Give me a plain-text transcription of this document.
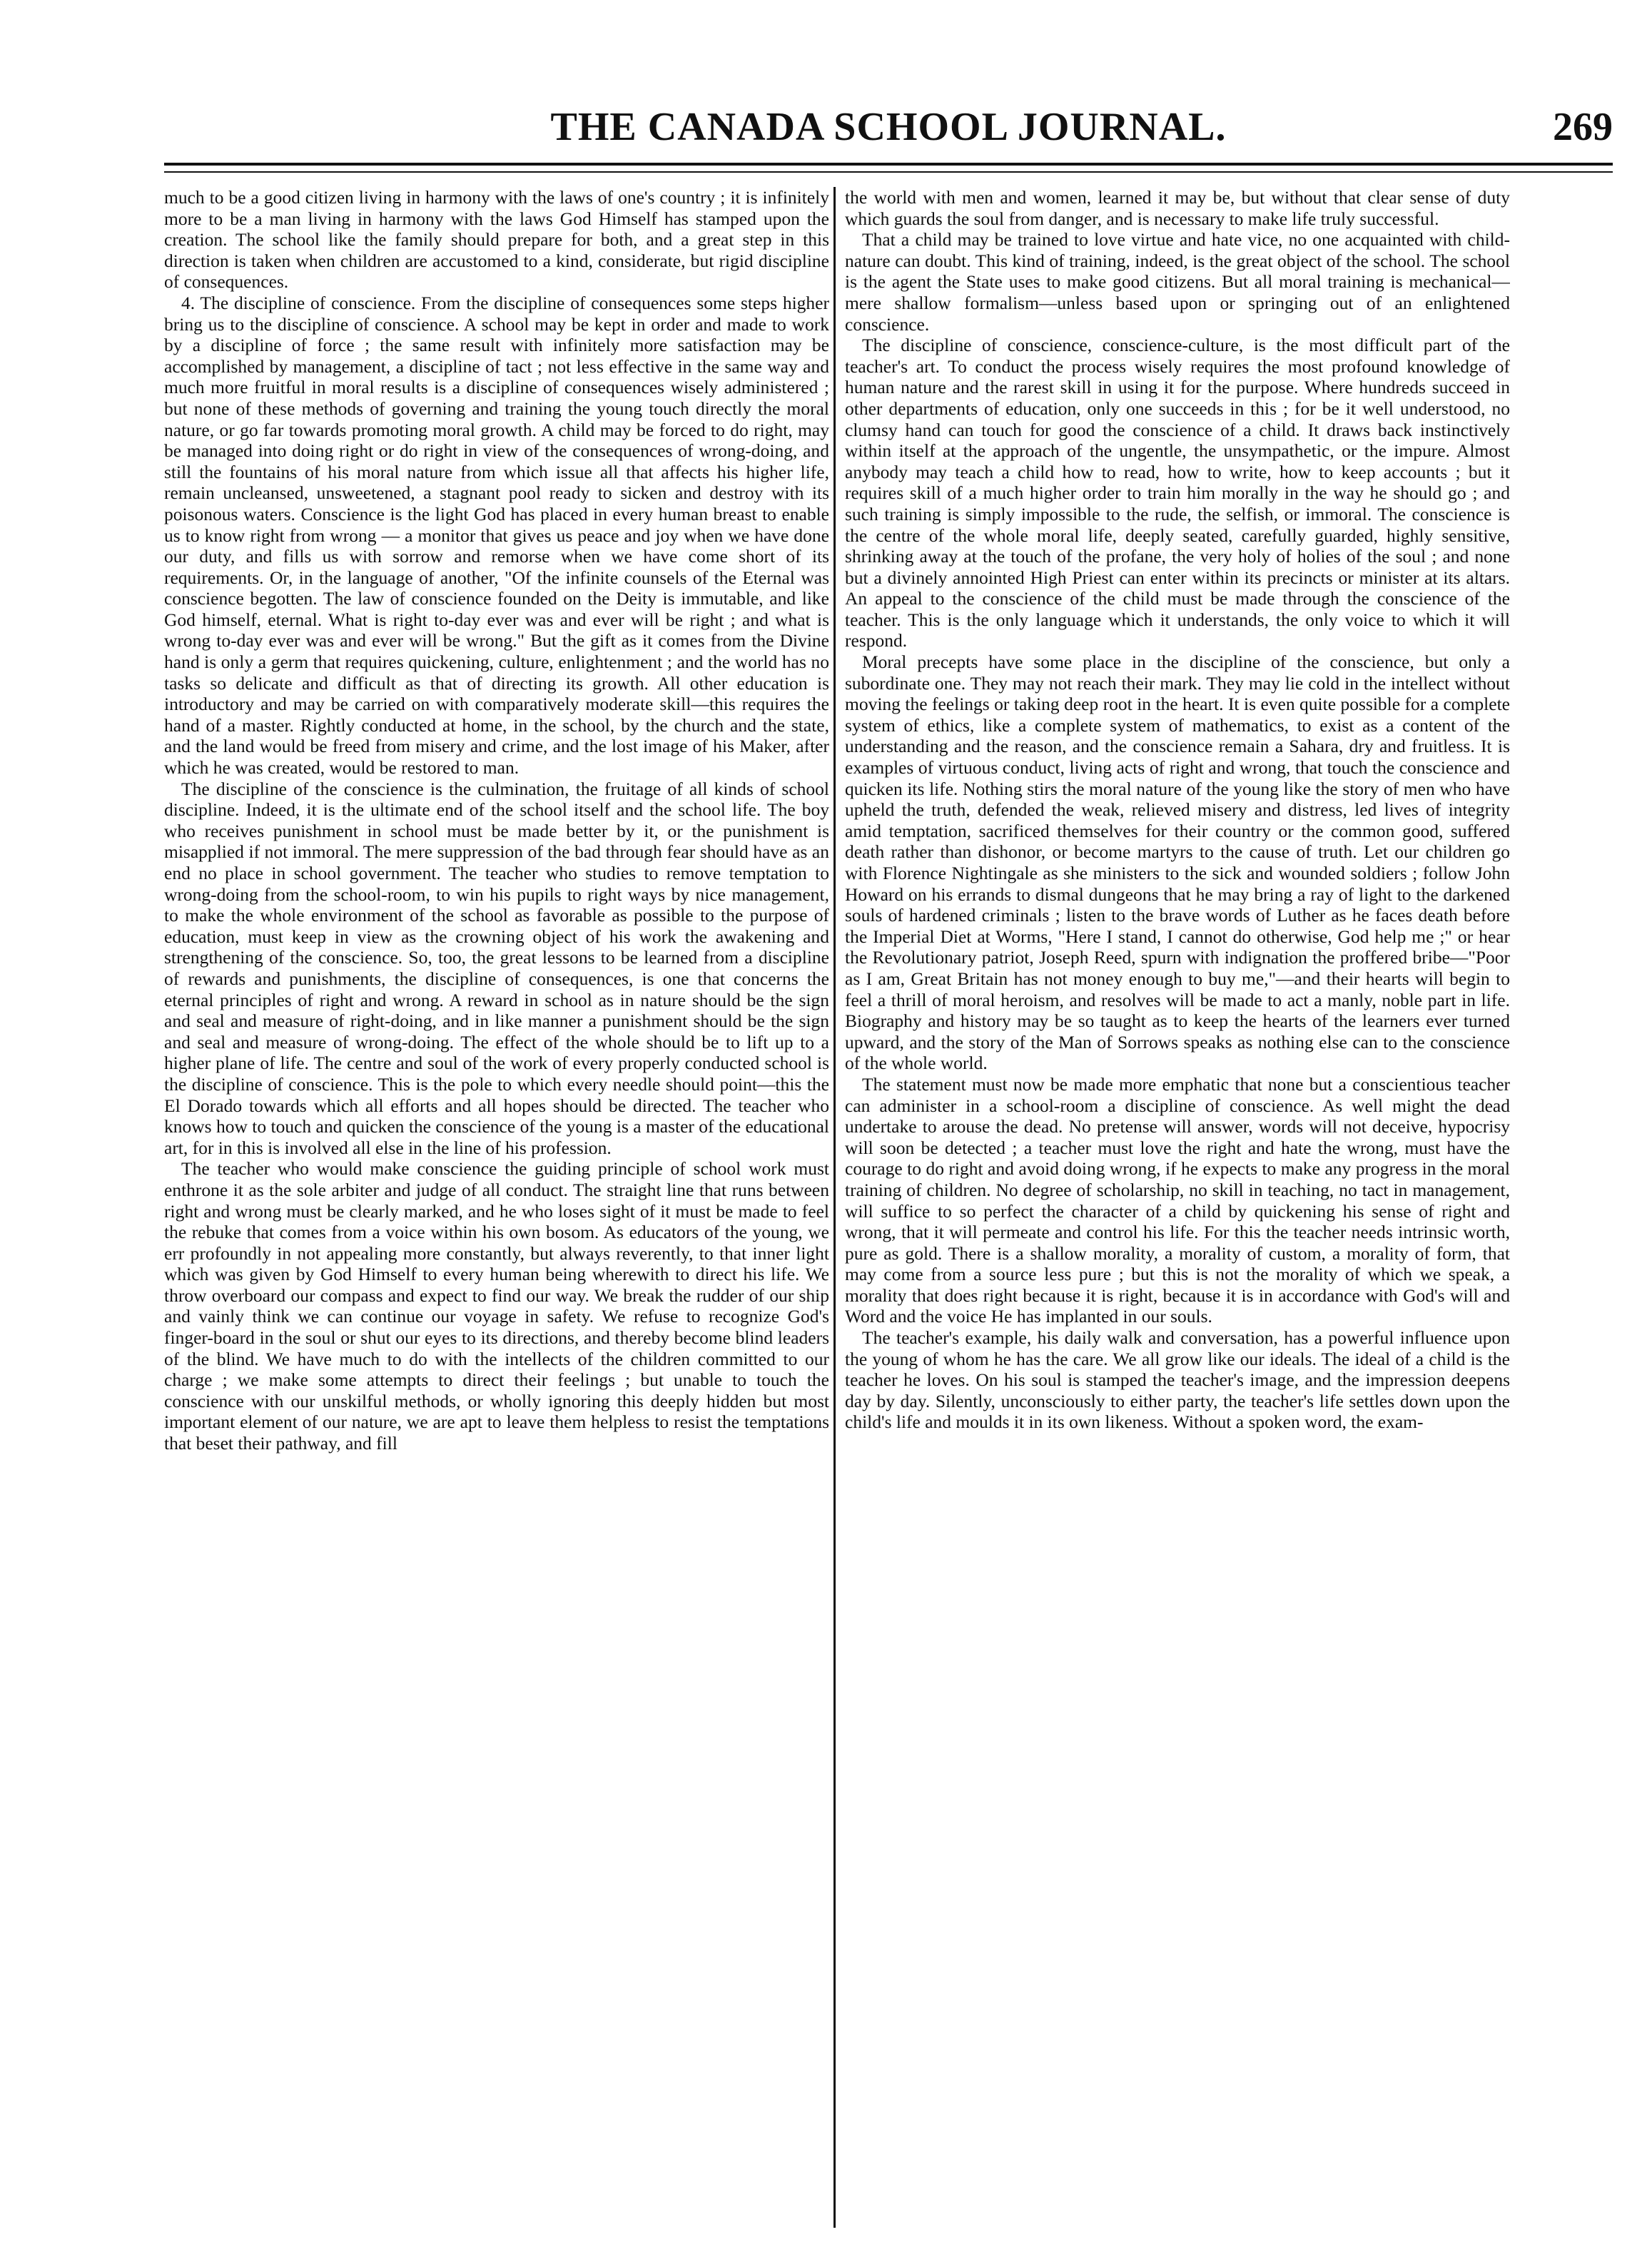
THE CANADA SCHOOL JOURNAL.	269

much to be a good citizen living in harmony with the laws of one's country ; it is infinitely more to be a man living in harmony with the laws God Himself has stamped upon the creation. The school like the family should prepare for both, and a great step in this direction is taken when children are accustomed to a kind, considerate, but rigid discipline of consequences.

4. The discipline of conscience. From the discipline of consequences some steps higher bring us to the discipline of conscience. A school may be kept in order and made to work by a discipline of force ; the same result with infinitely more satisfaction may be accomplished by management, a discipline of tact ; not less effective in the same way and much more fruitful in moral results is a discipline of consequences wisely administered ; but none of these methods of governing and training the young touch directly the moral nature, or go far towards promoting moral growth. A child may be forced to do right, may be managed into doing right or do right in view of the consequences of wrong-doing, and still the fountains of his moral nature from which issue all that affects his higher life, remain uncleansed, unsweetened, a stagnant pool ready to sicken and destroy with its poisonous waters. Conscience is the light God has placed in every human breast to enable us to know right from wrong — a monitor that gives us peace and joy when we have done our duty, and fills us with sorrow and remorse when we have come short of its requirements. Or, in the language of another, "Of the infinite counsels of the Eternal was conscience begotten. The law of conscience founded on the Deity is immutable, and like God himself, eternal. What is right to-day ever was and ever will be right ; and what is wrong to-day ever was and ever will be wrong." But the gift as it comes from the Divine hand is only a germ that requires quickening, culture, enlightenment ; and the world has no tasks so delicate and difficult as that of directing its growth. All other education is introductory and may be carried on with comparatively moderate skill—this requires the hand of a master. Rightly conducted at home, in the school, by the church and the state, and the land would be freed from misery and crime, and the lost image of his Maker, after which he was created, would be restored to man.

The discipline of the conscience is the culmination, the fruitage of all kinds of school discipline. Indeed, it is the ultimate end of the school itself and the school life. The boy who receives punishment in school must be made better by it, or the punishment is misapplied if not immoral. The mere suppression of the bad through fear should have as an end no place in school government. The teacher who studies to remove temptation to wrong-doing from the school-room, to win his pupils to right ways by nice management, to make the whole environment of the school as favorable as possible to the purpose of education, must keep in view as the crowning object of his work the awakening and strengthening of the conscience. So, too, the great lessons to be learned from a discipline of rewards and punishments, the discipline of consequences, is one that concerns the eternal principles of right and wrong. A reward in school as in nature should be the sign and seal and measure of right-doing, and in like manner a punishment should be the sign and seal and measure of wrong-doing. The effect of the whole should be to lift up to a higher plane of life. The centre and soul of the work of every properly conducted school is the discipline of conscience. This is the pole to which every needle should point—this the El Dorado towards which all efforts and all hopes should be directed. The teacher who knows how to touch and quicken the conscience of the young is a master of the educational art, for in this is involved all else in the line of his profession.

The teacher who would make conscience the guiding principle of school work must enthrone it as the sole arbiter and judge of all conduct. The straight line that runs between right and wrong must be clearly marked, and he who loses sight of it must be made to feel the rebuke that comes from a voice within his own bosom. As educators of the young, we err profoundly in not appealing more constantly, but always reverently, to that inner light which was given by God Himself to every human being wherewith to direct his life. We throw overboard our compass and expect to find our way. We break the rudder of our ship and vainly think we can continue our voyage in safety. We refuse to recognize God's finger-board in the soul or shut our eyes to its directions, and thereby become blind leaders of the blind. We have much to do with the intellects of the children committed to our charge ; we make some attempts to direct their feelings ; but unable to touch the conscience with our unskilful methods, or wholly ignoring this deeply hidden but most important element of our nature, we are apt to leave them helpless to resist the temptations that beset their pathway, and fill

the world with men and women, learned it may be, but without that clear sense of duty which guards the soul from danger, and is necessary to make life truly successful.

That a child may be trained to love virtue and hate vice, no one acquainted with child-nature can doubt. This kind of training, indeed, is the great object of the school. The school is the agent the State uses to make good citizens. But all moral training is mechanical—mere shallow formalism—unless based upon or springing out of an enlightened conscience.

The discipline of conscience, conscience-culture, is the most difficult part of the teacher's art. To conduct the process wisely requires the most profound knowledge of human nature and the rarest skill in using it for the purpose. Where hundreds succeed in other departments of education, only one succeeds in this ; for be it well understood, no clumsy hand can touch for good the conscience of a child. It draws back instinctively within itself at the approach of the ungentle, the unsympathetic, or the impure. Almost anybody may teach a child how to read, how to write, how to keep accounts ; but it requires skill of a much higher order to train him morally in the way he should go ; and such training is simply impossible to the rude, the selfish, or immoral. The conscience is the centre of the whole moral life, deeply seated, carefully guarded, highly sensitive, shrinking away at the touch of the profane, the very holy of holies of the soul ; and none but a divinely annointed High Priest can enter within its precincts or minister at its altars. An appeal to the conscience of the child must be made through the conscience of the teacher. This is the only language which it understands, the only voice to which it will respond.

Moral precepts have some place in the discipline of the conscience, but only a subordinate one. They may not reach their mark. They may lie cold in the intellect without moving the feelings or taking deep root in the heart. It is even quite possible for a complete system of ethics, like a complete system of mathematics, to exist as a content of the understanding and the reason, and the conscience remain a Sahara, dry and fruitless. It is examples of virtuous conduct, living acts of right and wrong, that touch the conscience and quicken its life. Nothing stirs the moral nature of the young like the story of men who have upheld the truth, defended the weak, relieved misery and distress, led lives of integrity amid temptation, sacrificed themselves for their country or the common good, suffered death rather than dishonor, or become martyrs to the cause of truth. Let our children go with Florence Nightingale as she ministers to the sick and wounded soldiers ; follow John Howard on his errands to dismal dungeons that he may bring a ray of light to the darkened souls of hardened criminals ; listen to the brave words of Luther as he faces death before the Imperial Diet at Worms, "Here I stand, I cannot do otherwise, God help me ;" or hear the Revolutionary patriot, Joseph Reed, spurn with indignation the proffered bribe—"Poor as I am, Great Britain has not money enough to buy me,"—and their hearts will begin to feel a thrill of moral heroism, and resolves will be made to act a manly, noble part in life. Biography and history may be so taught as to keep the hearts of the learners ever turned upward, and the story of the Man of Sorrows speaks as nothing else can to the conscience of the whole world.

The statement must now be made more emphatic that none but a conscientious teacher can administer in a school-room a discipline of conscience. As well might the dead undertake to arouse the dead. No pretense will answer, words will not deceive, hypocrisy will soon be detected ; a teacher must love the right and hate the wrong, must have the courage to do right and avoid doing wrong, if he expects to make any progress in the moral training of children. No degree of scholarship, no skill in teaching, no tact in management, will suffice to so perfect the character of a child by quickening his sense of right and wrong, that it will permeate and control his life. For this the teacher needs intrinsic worth, pure as gold. There is a shallow morality, a morality of custom, a morality of form, that may come from a source less pure ; but this is not the morality of which we speak, a morality that does right because it is right, because it is in accordance with God's will and Word and the voice He has implanted in our souls.

The teacher's example, his daily walk and conversation, has a powerful influence upon the young of whom he has the care. We all grow like our ideals. The ideal of a child is the teacher he loves. On his soul is stamped the teacher's image, and the impression deepens day by day. Silently, unconsciously to either party, the teacher's life settles down upon the child's life and moulds it in its own likeness. Without a spoken word, the exam-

··········

> **Work to be completed**
Images in the records should not be copied. Repeat all the rest exactly.

> **Correct output**
Give me a plain-text transcription of this document.
THE CANADA SCHOOL JOURNAL.	269

much to be a good citizen living in harmony with the laws of one's country ; it is infinitely more to be a man living in harmony with the laws God Himself has stamped upon the creation. The school like the family should prepare for both, and a great step in this direction is taken when children are accustomed to a kind, considerate, but rigid discipline of consequences.

4. The discipline of conscience. From the discipline of consequences some steps higher bring us to the discipline of conscience. A school may be kept in order and made to work by a discipline of force ; the same result with infinitely more satisfaction may be accomplished by management, a discipline of tact ; not less effective in the same way and much more fruitful in moral results is a discipline of consequences wisely administered ; but none of these methods of governing and training the young touch directly the moral nature, or go far towards promoting moral growth. A child may be forced to do right, may be managed into doing right or do right in view of the consequences of wrong-doing, and still the fountains of his moral nature from which issue all that affects his higher life, remain uncleansed, unsweetened, a stagnant pool ready to sicken and destroy with its poisonous waters. Conscience is the light God has placed in every human breast to enable us to know right from wrong — a monitor that gives us peace and joy when we have done our duty, and fills us with sorrow and remorse when we have come short of its requirements. Or, in the language of another, "Of the infinite counsels of the Eternal was conscience begotten. The law of conscience founded on the Deity is immutable, and like God himself, eternal. What is right to-day ever was and ever will be right ; and what is wrong to-day ever was and ever will be wrong." But the gift as it comes from the Divine hand is only a germ that requires quickening, culture, enlightenment ; and the world has no tasks so delicate and difficult as that of directing its growth. All other education is introductory and may be carried on with comparatively moderate skill—this requires the hand of a master. Rightly conducted at home, in the school, by the church and the state, and the land would be freed from misery and crime, and the lost image of his Maker, after which he was created, would be restored to man.

The discipline of the conscience is the culmination, the fruitage of all kinds of school discipline. Indeed, it is the ultimate end of the school itself and the school life. The boy who receives punishment in school must be made better by it, or the punishment is misapplied if not immoral. The mere suppression of the bad through fear should have as an end no place in school government. The teacher who studies to remove temptation to wrong-doing from the school-room, to win his pupils to right ways by nice management, to make the whole environment of the school as favorable as possible to the purpose of education, must keep in view as the crowning object of his work the awakening and strengthening of the conscience. So, too, the great lessons to be learned from a discipline of rewards and punishments, the discipline of consequences, is one that concerns the eternal principles of right and wrong. A reward in school as in nature should be the sign and seal and measure of right-doing, and in like manner a punishment should be the sign and seal and measure of wrong-doing. The effect of the whole should be to lift up to a higher plane of life. The centre and soul of the work of every properly conducted school is the discipline of conscience. This is the pole to which every needle should point—this the El Dorado towards which all efforts and all hopes should be directed. The teacher who knows how to touch and quicken the conscience of the young is a master of the educational art, for in this is involved all else in the line of his profession.

The teacher who would make conscience the guiding principle of school work must enthrone it as the sole arbiter and judge of all conduct. The straight line that runs between right and wrong must be clearly marked, and he who loses sight of it must be made to feel the rebuke that comes from a voice within his own bosom. As educators of the young, we err profoundly in not appealing more constantly, but always reverently, to that inner light which was given by God Himself to every human being wherewith to direct his life. We throw overboard our compass and expect to find our way. We break the rudder of our ship and vainly think we can continue our voyage in safety. We refuse to recognize God's finger-board in the soul or shut our eyes to its directions, and thereby become blind leaders of the blind. We have much to do with the intellects of the children committed to our charge ; we make some attempts to direct their feelings ; but unable to touch the conscience with our unskilful methods, or wholly ignoring this deeply hidden but most important element of our nature, we are apt to leave them helpless to resist the temptations that beset their pathway, and fill

the world with men and women, learned it may be, but without that clear sense of duty which guards the soul from danger, and is necessary to make life truly successful.

That a child may be trained to love virtue and hate vice, no one acquainted with child-nature can doubt. This kind of training, indeed, is the great object of the school. The school is the agent the State uses to make good citizens. But all moral training is mechanical—mere shallow formalism—unless based upon or springing out of an enlightened conscience.

The discipline of conscience, conscience-culture, is the most difficult part of the teacher's art. To conduct the process wisely requires the most profound knowledge of human nature and the rarest skill in using it for the purpose. Where hundreds succeed in other departments of education, only one succeeds in this ; for be it well understood, no clumsy hand can touch for good the conscience of a child. It draws back instinctively within itself at the approach of the ungentle, the unsympathetic, or the impure. Almost anybody may teach a child how to read, how to write, how to keep accounts ; but it requires skill of a much higher order to train him morally in the way he should go ; and such training is simply impossible to the rude, the selfish, or immoral. The conscience is the centre of the whole moral life, deeply seated, carefully guarded, highly sensitive, shrinking away at the touch of the profane, the very holy of holies of the soul ; and none but a divinely annointed High Priest can enter within its precincts or minister at its altars. An appeal to the conscience of the child must be made through the conscience of the teacher. This is the only language which it understands, the only voice to which it will respond.

Moral precepts have some place in the discipline of the conscience, but only a subordinate one. They may not reach their mark. They may lie cold in the intellect without moving the feelings or taking deep root in the heart. It is even quite possible for a complete system of ethics, like a complete system of mathematics, to exist as a content of the understanding and the reason, and the conscience remain a Sahara, dry and fruitless. It is examples of virtuous conduct, living acts of right and wrong, that touch the conscience and quicken its life. Nothing stirs the moral nature of the young like the story of men who have upheld the truth, defended the weak, relieved misery and distress, led lives of integrity amid temptation, sacrificed themselves for their country or the common good, suffered death rather than dishonor, or become martyrs to the cause of truth. Let our children go with Florence Nightingale as she ministers to the sick and wounded soldiers ; follow John Howard on his errands to dismal dungeons that he may bring a ray of light to the darkened souls of hardened criminals ; listen to the brave words of Luther as he faces death before the Imperial Diet at Worms, "Here I stand, I cannot do otherwise, God help me ;" or hear the Revolutionary patriot, Joseph Reed, spurn with indignation the proffered bribe—"Poor as I am, Great Britain has not money enough to buy me,"—and their hearts will begin to feel a thrill of moral heroism, and resolves will be made to act a manly, noble part in life. Biography and history may be so taught as to keep the hearts of the learners ever turned upward, and the story of the Man of Sorrows speaks as nothing else can to the conscience of the whole world.

The statement must now be made more emphatic that none but a conscientious teacher can administer in a school-room a discipline of conscience. As well might the dead undertake to arouse the dead. No pretense will answer, words will not deceive, hypocrisy will soon be detected ; a teacher must love the right and hate the wrong, must have the courage to do right and avoid doing wrong, if he expects to make any progress in the moral training of children. No degree of scholarship, no skill in teaching, no tact in management, will suffice to so perfect the character of a child by quickening his sense of right and wrong, that it will permeate and control his life. For this the teacher needs intrinsic worth, pure as gold. There is a shallow morality, a morality of custom, a morality of form, that may come from a source less pure ; but this is not the morality of which we speak, a morality that does right because it is right, because it is in accordance with God's will and Word and the voice He has implanted in our souls.

The teacher's example, his daily walk and conversation, has a powerful influence upon the young of whom he has the care. We all grow like our ideals. The ideal of a child is the teacher he loves. On his soul is stamped the teacher's image, and the impression deepens day by day. Silently, unconsciously to either party, the teacher's life settles down upon the child's life and moulds it in its own likeness. Without a spoken word, the exam-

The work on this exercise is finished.